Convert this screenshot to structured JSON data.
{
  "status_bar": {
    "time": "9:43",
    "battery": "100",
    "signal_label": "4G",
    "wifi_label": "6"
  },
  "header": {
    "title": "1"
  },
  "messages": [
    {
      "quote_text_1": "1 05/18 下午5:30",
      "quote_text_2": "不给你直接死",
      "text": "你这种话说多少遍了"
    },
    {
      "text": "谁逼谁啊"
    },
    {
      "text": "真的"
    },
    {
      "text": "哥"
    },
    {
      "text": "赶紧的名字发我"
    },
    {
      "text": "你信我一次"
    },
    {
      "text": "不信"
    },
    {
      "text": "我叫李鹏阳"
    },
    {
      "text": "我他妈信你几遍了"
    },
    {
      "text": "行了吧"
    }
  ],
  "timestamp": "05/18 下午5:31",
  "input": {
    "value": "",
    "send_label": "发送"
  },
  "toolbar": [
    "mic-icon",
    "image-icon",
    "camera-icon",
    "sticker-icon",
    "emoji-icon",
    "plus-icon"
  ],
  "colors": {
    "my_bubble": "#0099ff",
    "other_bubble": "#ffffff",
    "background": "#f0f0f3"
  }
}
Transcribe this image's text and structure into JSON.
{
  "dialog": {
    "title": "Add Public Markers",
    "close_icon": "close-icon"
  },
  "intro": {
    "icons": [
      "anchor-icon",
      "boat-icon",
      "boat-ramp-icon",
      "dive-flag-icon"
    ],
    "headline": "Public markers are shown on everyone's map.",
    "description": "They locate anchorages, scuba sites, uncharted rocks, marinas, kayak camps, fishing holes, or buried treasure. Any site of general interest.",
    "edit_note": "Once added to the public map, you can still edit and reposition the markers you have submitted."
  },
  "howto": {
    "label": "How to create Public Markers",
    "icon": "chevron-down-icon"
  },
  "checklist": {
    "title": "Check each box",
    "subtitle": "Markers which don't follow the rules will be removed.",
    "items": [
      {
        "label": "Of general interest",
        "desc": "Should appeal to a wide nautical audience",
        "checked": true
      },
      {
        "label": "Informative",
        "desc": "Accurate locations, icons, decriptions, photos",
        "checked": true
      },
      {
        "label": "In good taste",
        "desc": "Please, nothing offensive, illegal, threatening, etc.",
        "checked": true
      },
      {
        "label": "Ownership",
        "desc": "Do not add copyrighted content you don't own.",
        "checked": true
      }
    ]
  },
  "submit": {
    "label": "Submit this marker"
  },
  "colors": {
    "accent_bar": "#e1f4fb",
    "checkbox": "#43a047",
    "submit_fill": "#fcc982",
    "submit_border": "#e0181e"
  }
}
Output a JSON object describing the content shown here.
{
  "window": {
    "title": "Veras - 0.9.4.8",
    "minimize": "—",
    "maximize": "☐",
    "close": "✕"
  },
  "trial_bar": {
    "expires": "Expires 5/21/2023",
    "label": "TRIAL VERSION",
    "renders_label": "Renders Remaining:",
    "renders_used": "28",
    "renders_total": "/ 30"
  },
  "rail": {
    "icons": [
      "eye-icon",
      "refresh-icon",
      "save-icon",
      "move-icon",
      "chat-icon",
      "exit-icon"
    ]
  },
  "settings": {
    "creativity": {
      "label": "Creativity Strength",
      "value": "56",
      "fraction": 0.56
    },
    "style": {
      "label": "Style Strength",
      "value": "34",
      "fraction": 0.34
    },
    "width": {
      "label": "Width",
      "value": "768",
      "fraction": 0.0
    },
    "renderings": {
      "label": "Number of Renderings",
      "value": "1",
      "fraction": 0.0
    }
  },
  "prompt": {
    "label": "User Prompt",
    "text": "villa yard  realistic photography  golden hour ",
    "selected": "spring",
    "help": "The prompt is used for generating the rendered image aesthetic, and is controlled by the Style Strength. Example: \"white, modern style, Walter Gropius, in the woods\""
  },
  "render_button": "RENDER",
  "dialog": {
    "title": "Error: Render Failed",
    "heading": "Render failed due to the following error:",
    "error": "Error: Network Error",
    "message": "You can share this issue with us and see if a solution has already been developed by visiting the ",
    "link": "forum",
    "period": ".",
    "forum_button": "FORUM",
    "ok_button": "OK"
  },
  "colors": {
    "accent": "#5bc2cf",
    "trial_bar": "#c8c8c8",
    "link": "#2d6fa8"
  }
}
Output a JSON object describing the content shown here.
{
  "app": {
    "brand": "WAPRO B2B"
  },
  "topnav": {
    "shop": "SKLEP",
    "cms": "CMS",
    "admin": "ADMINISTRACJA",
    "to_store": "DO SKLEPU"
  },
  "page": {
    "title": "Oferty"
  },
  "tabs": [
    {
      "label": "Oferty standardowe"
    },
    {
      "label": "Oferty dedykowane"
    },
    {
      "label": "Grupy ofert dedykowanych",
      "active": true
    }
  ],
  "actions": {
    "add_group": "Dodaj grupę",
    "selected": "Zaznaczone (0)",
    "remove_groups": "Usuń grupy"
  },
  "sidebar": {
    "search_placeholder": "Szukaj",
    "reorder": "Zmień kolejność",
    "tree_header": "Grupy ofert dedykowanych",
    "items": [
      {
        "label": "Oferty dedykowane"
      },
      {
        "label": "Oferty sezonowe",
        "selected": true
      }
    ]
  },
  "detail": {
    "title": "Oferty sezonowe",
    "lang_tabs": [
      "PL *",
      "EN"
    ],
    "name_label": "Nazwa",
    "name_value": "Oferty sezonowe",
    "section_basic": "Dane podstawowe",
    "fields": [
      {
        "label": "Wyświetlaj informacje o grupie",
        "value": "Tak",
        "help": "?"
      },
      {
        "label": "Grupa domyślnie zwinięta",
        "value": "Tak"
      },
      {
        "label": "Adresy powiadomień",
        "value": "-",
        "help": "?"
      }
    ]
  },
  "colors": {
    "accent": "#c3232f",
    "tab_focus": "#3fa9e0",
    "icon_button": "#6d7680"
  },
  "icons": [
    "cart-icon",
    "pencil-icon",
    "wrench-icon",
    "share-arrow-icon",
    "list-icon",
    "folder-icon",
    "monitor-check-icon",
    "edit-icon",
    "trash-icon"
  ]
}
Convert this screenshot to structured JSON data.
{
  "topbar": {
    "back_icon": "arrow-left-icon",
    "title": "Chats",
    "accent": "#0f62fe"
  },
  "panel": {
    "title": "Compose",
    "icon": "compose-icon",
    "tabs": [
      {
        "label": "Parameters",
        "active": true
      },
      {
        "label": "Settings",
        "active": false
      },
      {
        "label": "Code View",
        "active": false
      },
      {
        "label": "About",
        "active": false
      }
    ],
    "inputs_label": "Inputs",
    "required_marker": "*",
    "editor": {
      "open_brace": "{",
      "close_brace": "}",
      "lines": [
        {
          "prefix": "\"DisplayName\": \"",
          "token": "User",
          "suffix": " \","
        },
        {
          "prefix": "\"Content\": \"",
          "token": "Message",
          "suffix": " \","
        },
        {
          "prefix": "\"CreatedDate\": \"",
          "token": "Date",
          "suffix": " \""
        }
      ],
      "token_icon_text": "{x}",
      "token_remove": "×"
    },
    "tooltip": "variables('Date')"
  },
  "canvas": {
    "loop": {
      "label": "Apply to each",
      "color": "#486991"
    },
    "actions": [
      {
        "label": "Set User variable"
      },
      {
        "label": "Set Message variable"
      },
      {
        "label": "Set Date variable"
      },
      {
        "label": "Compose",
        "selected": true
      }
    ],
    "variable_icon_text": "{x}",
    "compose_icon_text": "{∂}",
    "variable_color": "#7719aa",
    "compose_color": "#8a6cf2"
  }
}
***
_Written instruction_:
Check every line of the entries above for the word "Oferty" and report how many lines contain it, giving the number only.

_Task solution_:
7